§ **Short task**
Copy every item below line for line without changing anything, and leave the pictures out.

***** Data to process

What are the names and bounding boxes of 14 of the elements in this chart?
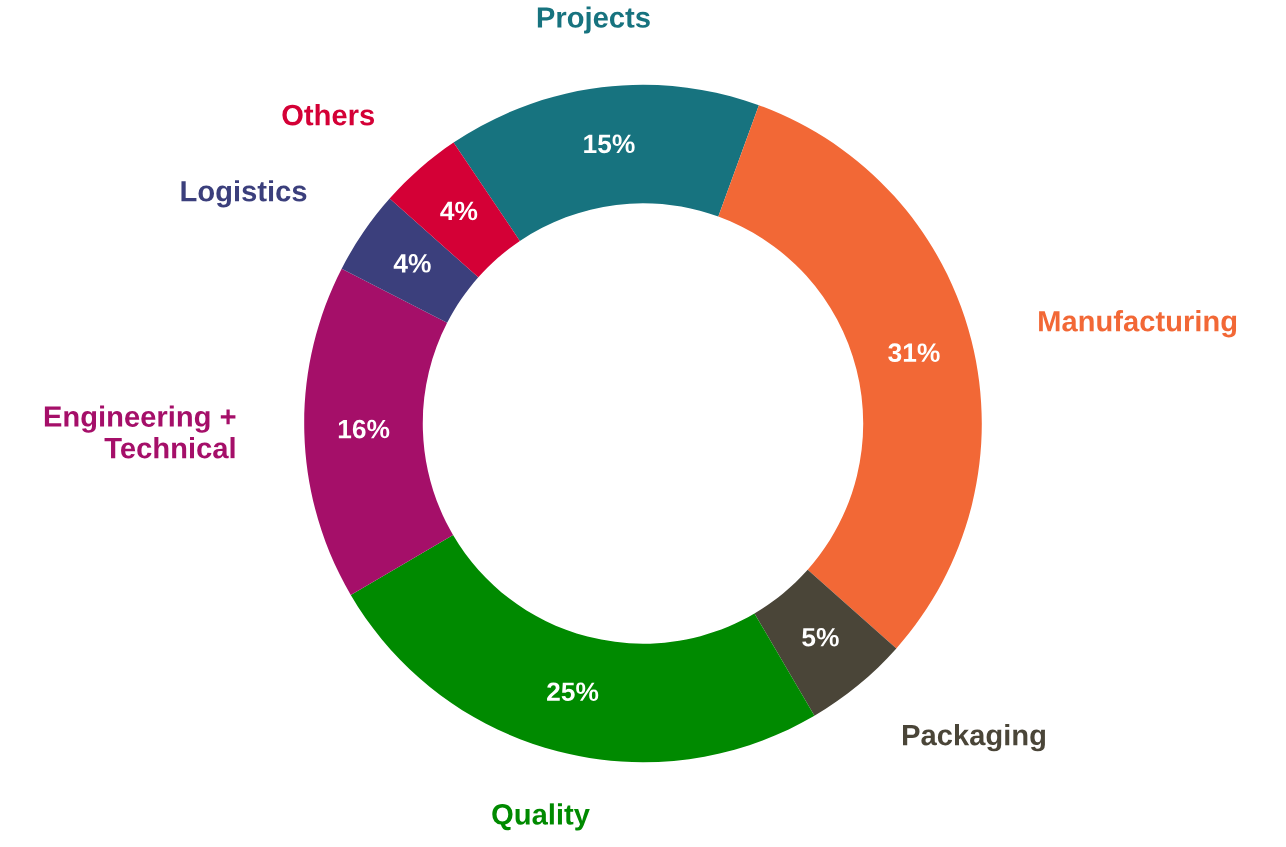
data-label: 15% [584,134,635,154]
slice-label: Logistics [181,180,307,208]
slice-label: Quality [492,803,590,831]
slice-label: Engineering + Technical [44,405,236,459]
data-label: 4% [440,201,478,221]
slice-label: Packaging [903,724,1045,752]
data-label: 31% [888,343,940,363]
data-label: 16% [338,419,390,439]
data-label: 25% [547,682,599,702]
slice-label: Manufacturing [1039,310,1237,338]
data-label: 4% [393,254,431,273]
data-label: 5% [802,627,839,647]
slice-label: Projects [537,6,650,34]
slice-label: Others [282,104,375,126]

**********

§ **Task solution**
What are the names and bounding boxes of 14 of the elements in this chart?
data-label: 15% [584,134,635,154]
slice-label: Logistics [181,180,307,208]
slice-label: Quality [492,803,590,831]
slice-label: Engineering + Technical [44,405,236,459]
data-label: 4% [440,201,478,221]
slice-label: Packaging [903,724,1045,752]
data-label: 31% [888,343,940,363]
data-label: 16% [338,419,390,439]
data-label: 25% [547,682,599,702]
slice-label: Manufacturing [1039,310,1237,338]
data-label: 4% [393,254,431,273]
data-label: 5% [802,627,839,647]
slice-label: Projects [537,6,650,34]
slice-label: Others [282,104,375,126]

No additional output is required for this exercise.